> [GIVEN ENTRIES]:
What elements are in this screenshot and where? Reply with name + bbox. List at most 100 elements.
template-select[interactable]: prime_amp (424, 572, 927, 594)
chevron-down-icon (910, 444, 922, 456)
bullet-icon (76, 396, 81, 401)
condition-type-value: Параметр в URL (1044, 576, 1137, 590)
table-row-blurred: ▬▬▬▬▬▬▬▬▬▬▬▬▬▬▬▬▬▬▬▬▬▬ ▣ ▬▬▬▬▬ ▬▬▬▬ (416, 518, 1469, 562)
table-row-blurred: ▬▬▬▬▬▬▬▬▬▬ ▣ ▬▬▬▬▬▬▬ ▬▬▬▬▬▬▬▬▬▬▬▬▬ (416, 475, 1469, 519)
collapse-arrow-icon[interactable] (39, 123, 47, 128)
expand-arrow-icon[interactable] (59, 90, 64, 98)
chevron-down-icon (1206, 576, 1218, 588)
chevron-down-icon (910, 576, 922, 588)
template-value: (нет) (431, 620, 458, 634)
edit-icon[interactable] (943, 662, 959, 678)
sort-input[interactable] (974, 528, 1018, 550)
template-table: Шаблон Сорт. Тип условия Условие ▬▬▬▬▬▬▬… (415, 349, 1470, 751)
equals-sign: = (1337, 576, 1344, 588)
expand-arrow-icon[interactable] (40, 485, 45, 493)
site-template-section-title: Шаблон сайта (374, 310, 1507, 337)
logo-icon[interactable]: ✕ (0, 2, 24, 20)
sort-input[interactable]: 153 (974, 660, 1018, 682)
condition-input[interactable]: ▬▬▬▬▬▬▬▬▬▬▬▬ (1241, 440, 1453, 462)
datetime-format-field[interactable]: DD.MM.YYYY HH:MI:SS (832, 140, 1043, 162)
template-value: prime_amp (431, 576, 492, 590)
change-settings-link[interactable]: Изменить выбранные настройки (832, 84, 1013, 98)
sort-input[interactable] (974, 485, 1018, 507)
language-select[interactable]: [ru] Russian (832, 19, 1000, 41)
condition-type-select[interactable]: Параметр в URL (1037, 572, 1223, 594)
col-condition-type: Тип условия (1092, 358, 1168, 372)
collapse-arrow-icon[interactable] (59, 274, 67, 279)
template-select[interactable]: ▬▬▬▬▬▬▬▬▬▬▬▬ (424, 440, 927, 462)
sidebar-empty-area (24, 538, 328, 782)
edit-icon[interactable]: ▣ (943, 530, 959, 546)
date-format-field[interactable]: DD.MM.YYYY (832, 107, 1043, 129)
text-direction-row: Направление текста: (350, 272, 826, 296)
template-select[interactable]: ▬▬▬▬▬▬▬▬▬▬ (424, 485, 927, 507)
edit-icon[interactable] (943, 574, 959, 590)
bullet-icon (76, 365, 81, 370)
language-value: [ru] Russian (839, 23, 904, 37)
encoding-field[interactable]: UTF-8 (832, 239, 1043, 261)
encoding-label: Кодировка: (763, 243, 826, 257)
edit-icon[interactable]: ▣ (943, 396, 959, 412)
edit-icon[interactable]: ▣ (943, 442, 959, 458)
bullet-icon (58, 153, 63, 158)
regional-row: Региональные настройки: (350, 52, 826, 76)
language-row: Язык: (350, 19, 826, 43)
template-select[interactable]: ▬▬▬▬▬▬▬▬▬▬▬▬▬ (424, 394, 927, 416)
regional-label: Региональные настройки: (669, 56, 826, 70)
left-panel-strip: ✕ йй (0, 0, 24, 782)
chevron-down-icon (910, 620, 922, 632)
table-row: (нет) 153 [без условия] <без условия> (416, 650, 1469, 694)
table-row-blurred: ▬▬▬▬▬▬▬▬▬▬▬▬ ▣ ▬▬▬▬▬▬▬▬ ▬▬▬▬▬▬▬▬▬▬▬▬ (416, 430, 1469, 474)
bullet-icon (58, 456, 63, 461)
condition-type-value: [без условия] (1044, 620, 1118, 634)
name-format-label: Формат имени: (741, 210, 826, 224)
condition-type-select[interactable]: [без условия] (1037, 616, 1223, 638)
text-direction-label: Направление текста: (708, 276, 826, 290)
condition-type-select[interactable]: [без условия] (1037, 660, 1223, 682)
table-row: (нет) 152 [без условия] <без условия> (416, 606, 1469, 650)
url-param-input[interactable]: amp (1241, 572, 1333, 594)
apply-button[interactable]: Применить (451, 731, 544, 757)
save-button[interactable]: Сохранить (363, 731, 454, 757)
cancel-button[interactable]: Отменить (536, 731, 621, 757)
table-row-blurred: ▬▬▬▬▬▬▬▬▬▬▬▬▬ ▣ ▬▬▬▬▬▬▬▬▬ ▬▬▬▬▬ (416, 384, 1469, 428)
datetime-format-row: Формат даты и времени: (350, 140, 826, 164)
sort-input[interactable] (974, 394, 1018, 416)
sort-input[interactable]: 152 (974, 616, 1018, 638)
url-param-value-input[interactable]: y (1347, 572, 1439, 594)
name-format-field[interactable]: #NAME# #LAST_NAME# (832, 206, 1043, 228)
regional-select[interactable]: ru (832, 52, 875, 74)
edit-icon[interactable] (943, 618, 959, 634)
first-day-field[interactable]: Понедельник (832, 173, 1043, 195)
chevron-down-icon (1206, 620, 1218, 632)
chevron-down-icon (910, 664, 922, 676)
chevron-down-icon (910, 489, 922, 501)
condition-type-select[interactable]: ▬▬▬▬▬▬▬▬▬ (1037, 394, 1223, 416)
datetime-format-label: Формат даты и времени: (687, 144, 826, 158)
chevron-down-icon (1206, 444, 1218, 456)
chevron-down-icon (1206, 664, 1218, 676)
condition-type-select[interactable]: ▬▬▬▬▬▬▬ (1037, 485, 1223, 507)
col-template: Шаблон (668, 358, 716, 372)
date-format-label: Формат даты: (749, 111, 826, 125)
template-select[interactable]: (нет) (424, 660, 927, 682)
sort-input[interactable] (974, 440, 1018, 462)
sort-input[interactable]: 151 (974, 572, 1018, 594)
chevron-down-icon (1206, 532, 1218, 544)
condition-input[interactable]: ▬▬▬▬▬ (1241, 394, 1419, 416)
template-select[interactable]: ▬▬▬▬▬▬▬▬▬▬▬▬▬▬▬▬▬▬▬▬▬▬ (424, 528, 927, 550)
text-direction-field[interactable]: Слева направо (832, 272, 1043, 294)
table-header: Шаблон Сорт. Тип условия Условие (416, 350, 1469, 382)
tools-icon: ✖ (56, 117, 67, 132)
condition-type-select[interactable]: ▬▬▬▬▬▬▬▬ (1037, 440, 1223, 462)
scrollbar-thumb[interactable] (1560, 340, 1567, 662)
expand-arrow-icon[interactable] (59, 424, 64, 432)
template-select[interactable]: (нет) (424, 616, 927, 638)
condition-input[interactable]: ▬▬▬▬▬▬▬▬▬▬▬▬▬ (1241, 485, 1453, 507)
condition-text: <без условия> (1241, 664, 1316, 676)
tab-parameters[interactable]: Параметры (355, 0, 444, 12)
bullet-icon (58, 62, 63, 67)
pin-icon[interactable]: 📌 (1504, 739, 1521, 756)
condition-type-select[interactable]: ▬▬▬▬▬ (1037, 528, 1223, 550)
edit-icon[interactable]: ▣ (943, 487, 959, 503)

> [TASK DIRECTIONS]:
Copy the entries from the start through the line that contains "sort-input[interactable]: 153 (974, 660, 1018, 682)", inclusive, substituting "dropdown-arrow-icon" for every "chevron-down-icon" and changing nothing else.

> [PROBLEM SOLUTION]:
What elements are in this screenshot and where? Reply with name + bbox. List at most 100 elements.
template-select[interactable]: prime_amp (424, 572, 927, 594)
dropdown-arrow-icon (910, 444, 922, 456)
bullet-icon (76, 396, 81, 401)
condition-type-value: Параметр в URL (1044, 576, 1137, 590)
table-row-blurred: ▬▬▬▬▬▬▬▬▬▬▬▬▬▬▬▬▬▬▬▬▬▬ ▣ ▬▬▬▬▬ ▬▬▬▬ (416, 518, 1469, 562)
table-row-blurred: ▬▬▬▬▬▬▬▬▬▬ ▣ ▬▬▬▬▬▬▬ ▬▬▬▬▬▬▬▬▬▬▬▬▬ (416, 475, 1469, 519)
collapse-arrow-icon[interactable] (39, 123, 47, 128)
expand-arrow-icon[interactable] (59, 90, 64, 98)
dropdown-arrow-icon (1206, 576, 1218, 588)
dropdown-arrow-icon (910, 576, 922, 588)
template-value: (нет) (431, 620, 458, 634)
edit-icon[interactable] (943, 662, 959, 678)
sort-input[interactable] (974, 528, 1018, 550)
template-table: Шаблон Сорт. Тип условия Условие ▬▬▬▬▬▬▬… (415, 349, 1470, 751)
equals-sign: = (1337, 576, 1344, 588)
expand-arrow-icon[interactable] (40, 485, 45, 493)
site-template-section-title: Шаблон сайта (374, 310, 1507, 337)
logo-icon[interactable]: ✕ (0, 2, 24, 20)
sort-input[interactable]: 153 (974, 660, 1018, 682)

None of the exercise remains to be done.